Given task :: Exactly as they appear, output all of the entries.

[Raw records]

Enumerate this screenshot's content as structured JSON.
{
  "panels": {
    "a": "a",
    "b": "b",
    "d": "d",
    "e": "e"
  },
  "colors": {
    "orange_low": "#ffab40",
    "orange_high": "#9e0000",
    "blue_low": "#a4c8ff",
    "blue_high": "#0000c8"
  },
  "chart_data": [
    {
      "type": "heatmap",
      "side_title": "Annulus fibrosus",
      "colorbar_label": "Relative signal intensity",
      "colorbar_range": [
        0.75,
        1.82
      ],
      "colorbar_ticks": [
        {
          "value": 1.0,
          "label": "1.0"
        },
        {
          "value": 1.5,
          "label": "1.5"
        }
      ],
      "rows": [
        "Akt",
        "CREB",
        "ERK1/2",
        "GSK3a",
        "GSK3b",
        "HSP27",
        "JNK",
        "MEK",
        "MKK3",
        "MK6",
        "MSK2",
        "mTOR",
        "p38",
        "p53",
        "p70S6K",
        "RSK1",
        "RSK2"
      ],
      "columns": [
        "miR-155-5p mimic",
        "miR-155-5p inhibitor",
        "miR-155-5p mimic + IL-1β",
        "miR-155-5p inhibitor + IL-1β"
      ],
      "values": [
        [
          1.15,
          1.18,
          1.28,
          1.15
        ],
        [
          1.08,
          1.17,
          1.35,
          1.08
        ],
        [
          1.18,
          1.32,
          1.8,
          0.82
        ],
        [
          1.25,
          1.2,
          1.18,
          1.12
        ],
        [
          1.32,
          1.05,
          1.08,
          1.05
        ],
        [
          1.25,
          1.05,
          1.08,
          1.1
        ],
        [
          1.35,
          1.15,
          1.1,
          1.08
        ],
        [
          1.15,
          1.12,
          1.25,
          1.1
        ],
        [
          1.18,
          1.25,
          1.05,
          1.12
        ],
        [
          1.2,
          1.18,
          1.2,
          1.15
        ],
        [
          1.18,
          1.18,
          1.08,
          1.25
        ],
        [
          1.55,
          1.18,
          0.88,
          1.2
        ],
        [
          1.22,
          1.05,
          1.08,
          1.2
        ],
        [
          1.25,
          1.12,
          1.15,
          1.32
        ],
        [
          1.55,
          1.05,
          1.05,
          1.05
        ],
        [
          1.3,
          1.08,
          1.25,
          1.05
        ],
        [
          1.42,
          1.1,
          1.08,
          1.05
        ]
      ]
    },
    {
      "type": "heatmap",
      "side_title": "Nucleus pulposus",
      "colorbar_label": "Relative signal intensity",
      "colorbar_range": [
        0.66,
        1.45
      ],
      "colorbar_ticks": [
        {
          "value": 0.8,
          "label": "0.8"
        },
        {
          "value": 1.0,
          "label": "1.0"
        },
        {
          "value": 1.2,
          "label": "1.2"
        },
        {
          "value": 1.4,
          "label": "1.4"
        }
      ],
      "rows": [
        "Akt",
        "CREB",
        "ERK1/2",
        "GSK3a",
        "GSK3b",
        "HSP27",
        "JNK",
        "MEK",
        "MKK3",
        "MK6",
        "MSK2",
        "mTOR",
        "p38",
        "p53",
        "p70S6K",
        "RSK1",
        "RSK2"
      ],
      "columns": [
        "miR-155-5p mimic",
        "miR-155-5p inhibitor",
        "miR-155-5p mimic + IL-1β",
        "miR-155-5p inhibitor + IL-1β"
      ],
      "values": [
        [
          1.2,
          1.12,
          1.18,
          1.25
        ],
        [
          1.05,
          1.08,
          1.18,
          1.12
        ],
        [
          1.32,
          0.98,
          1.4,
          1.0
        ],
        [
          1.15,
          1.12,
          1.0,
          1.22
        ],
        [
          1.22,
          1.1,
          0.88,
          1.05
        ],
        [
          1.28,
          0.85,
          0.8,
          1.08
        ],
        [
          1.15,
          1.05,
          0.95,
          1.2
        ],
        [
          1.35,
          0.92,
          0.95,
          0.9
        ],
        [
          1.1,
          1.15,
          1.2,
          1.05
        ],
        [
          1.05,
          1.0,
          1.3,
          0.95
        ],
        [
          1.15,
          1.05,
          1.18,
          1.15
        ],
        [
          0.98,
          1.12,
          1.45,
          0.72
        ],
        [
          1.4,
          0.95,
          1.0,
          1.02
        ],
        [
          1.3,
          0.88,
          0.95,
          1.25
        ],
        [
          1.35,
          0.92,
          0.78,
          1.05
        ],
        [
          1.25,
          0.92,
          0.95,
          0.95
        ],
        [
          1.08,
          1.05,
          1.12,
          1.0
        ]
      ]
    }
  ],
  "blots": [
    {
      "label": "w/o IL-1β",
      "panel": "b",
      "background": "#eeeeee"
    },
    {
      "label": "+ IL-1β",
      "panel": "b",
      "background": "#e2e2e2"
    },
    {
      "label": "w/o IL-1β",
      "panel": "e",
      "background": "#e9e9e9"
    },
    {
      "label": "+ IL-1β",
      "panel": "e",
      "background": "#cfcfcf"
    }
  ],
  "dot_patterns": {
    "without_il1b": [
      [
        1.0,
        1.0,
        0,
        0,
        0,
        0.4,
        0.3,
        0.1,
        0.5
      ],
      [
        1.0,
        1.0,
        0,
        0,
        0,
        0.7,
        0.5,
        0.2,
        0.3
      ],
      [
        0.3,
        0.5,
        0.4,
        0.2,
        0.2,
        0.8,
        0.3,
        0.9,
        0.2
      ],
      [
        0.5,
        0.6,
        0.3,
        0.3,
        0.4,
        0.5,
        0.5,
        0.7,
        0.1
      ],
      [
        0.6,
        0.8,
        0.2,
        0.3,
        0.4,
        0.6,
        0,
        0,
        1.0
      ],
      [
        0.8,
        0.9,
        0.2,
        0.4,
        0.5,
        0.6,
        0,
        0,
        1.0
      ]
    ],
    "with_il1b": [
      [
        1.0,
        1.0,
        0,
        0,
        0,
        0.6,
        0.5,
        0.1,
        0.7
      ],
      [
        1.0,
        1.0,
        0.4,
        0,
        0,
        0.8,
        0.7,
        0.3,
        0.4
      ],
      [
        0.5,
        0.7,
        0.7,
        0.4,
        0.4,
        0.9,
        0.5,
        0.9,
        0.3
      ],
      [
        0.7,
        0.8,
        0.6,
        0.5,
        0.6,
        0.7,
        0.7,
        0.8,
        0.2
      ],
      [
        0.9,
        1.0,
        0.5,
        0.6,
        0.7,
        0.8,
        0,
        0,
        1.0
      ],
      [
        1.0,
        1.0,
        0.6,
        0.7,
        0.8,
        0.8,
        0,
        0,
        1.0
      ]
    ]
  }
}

Final answer ::
Enumerate this screenshot's content as structured JSON.
{
  "panels": {
    "a": "a",
    "b": "b",
    "d": "d",
    "e": "e"
  },
  "colors": {
    "orange_low": "#ffab40",
    "orange_high": "#9e0000",
    "blue_low": "#a4c8ff",
    "blue_high": "#0000c8"
  },
  "chart_data": [
    {
      "type": "heatmap",
      "side_title": "Annulus fibrosus",
      "colorbar_label": "Relative signal intensity",
      "colorbar_range": [
        0.75,
        1.82
      ],
      "colorbar_ticks": [
        {
          "value": 1.0,
          "label": "1.0"
        },
        {
          "value": 1.5,
          "label": "1.5"
        }
      ],
      "rows": [
        "Akt",
        "CREB",
        "ERK1/2",
        "GSK3a",
        "GSK3b",
        "HSP27",
        "JNK",
        "MEK",
        "MKK3",
        "MK6",
        "MSK2",
        "mTOR",
        "p38",
        "p53",
        "p70S6K",
        "RSK1",
        "RSK2"
      ],
      "columns": [
        "miR-155-5p mimic",
        "miR-155-5p inhibitor",
        "miR-155-5p mimic + IL-1β",
        "miR-155-5p inhibitor + IL-1β"
      ],
      "values": [
        [
          1.15,
          1.18,
          1.28,
          1.15
        ],
        [
          1.08,
          1.17,
          1.35,
          1.08
        ],
        [
          1.18,
          1.32,
          1.8,
          0.82
        ],
        [
          1.25,
          1.2,
          1.18,
          1.12
        ],
        [
          1.32,
          1.05,
          1.08,
          1.05
        ],
        [
          1.25,
          1.05,
          1.08,
          1.1
        ],
        [
          1.35,
          1.15,
          1.1,
          1.08
        ],
        [
          1.15,
          1.12,
          1.25,
          1.1
        ],
        [
          1.18,
          1.25,
          1.05,
          1.12
        ],
        [
          1.2,
          1.18,
          1.2,
          1.15
        ],
        [
          1.18,
          1.18,
          1.08,
          1.25
        ],
        [
          1.55,
          1.18,
          0.88,
          1.2
        ],
        [
          1.22,
          1.05,
          1.08,
          1.2
        ],
        [
          1.25,
          1.12,
          1.15,
          1.32
        ],
        [
          1.55,
          1.05,
          1.05,
          1.05
        ],
        [
          1.3,
          1.08,
          1.25,
          1.05
        ],
        [
          1.42,
          1.1,
          1.08,
          1.05
        ]
      ]
    },
    {
      "type": "heatmap",
      "side_title": "Nucleus pulposus",
      "colorbar_label": "Relative signal intensity",
      "colorbar_range": [
        0.66,
        1.45
      ],
      "colorbar_ticks": [
        {
          "value": 0.8,
          "label": "0.8"
        },
        {
          "value": 1.0,
          "label": "1.0"
        },
        {
          "value": 1.2,
          "label": "1.2"
        },
        {
          "value": 1.4,
          "label": "1.4"
        }
      ],
      "rows": [
        "Akt",
        "CREB",
        "ERK1/2",
        "GSK3a",
        "GSK3b",
        "HSP27",
        "JNK",
        "MEK",
        "MKK3",
        "MK6",
        "MSK2",
        "mTOR",
        "p38",
        "p53",
        "p70S6K",
        "RSK1",
        "RSK2"
      ],
      "columns": [
        "miR-155-5p mimic",
        "miR-155-5p inhibitor",
        "miR-155-5p mimic + IL-1β",
        "miR-155-5p inhibitor + IL-1β"
      ],
      "values": [
        [
          1.2,
          1.12,
          1.18,
          1.25
        ],
        [
          1.05,
          1.08,
          1.18,
          1.12
        ],
        [
          1.32,
          0.98,
          1.4,
          1.0
        ],
        [
          1.15,
          1.12,
          1.0,
          1.22
        ],
        [
          1.22,
          1.1,
          0.88,
          1.05
        ],
        [
          1.28,
          0.85,
          0.8,
          1.08
        ],
        [
          1.15,
          1.05,
          0.95,
          1.2
        ],
        [
          1.35,
          0.92,
          0.95,
          0.9
        ],
        [
          1.1,
          1.15,
          1.2,
          1.05
        ],
        [
          1.05,
          1.0,
          1.3,
          0.95
        ],
        [
          1.15,
          1.05,
          1.18,
          1.15
        ],
        [
          0.98,
          1.12,
          1.45,
          0.72
        ],
        [
          1.4,
          0.95,
          1.0,
          1.02
        ],
        [
          1.3,
          0.88,
          0.95,
          1.25
        ],
        [
          1.35,
          0.92,
          0.78,
          1.05
        ],
        [
          1.25,
          0.92,
          0.95,
          0.95
        ],
        [
          1.08,
          1.05,
          1.12,
          1.0
        ]
      ]
    }
  ],
  "blots": [
    {
      "label": "w/o IL-1β",
      "panel": "b",
      "background": "#eeeeee"
    },
    {
      "label": "+ IL-1β",
      "panel": "b",
      "background": "#e2e2e2"
    },
    {
      "label": "w/o IL-1β",
      "panel": "e",
      "background": "#e9e9e9"
    },
    {
      "label": "+ IL-1β",
      "panel": "e",
      "background": "#cfcfcf"
    }
  ],
  "dot_patterns": {
    "without_il1b": [
      [
        1.0,
        1.0,
        0,
        0,
        0,
        0.4,
        0.3,
        0.1,
        0.5
      ],
      [
        1.0,
        1.0,
        0,
        0,
        0,
        0.7,
        0.5,
        0.2,
        0.3
      ],
      [
        0.3,
        0.5,
        0.4,
        0.2,
        0.2,
        0.8,
        0.3,
        0.9,
        0.2
      ],
      [
        0.5,
        0.6,
        0.3,
        0.3,
        0.4,
        0.5,
        0.5,
        0.7,
        0.1
      ],
      [
        0.6,
        0.8,
        0.2,
        0.3,
        0.4,
        0.6,
        0,
        0,
        1.0
      ],
      [
        0.8,
        0.9,
        0.2,
        0.4,
        0.5,
        0.6,
        0,
        0,
        1.0
      ]
    ],
    "with_il1b": [
      [
        1.0,
        1.0,
        0,
        0,
        0,
        0.6,
        0.5,
        0.1,
        0.7
      ],
      [
        1.0,
        1.0,
        0.4,
        0,
        0,
        0.8,
        0.7,
        0.3,
        0.4
      ],
      [
        0.5,
        0.7,
        0.7,
        0.4,
        0.4,
        0.9,
        0.5,
        0.9,
        0.3
      ],
      [
        0.7,
        0.8,
        0.6,
        0.5,
        0.6,
        0.7,
        0.7,
        0.8,
        0.2
      ],
      [
        0.9,
        1.0,
        0.5,
        0.6,
        0.7,
        0.8,
        0,
        0,
        1.0
      ],
      [
        1.0,
        1.0,
        0.6,
        0.7,
        0.8,
        0.8,
        0,
        0,
        1.0
      ]
    ]
  }
}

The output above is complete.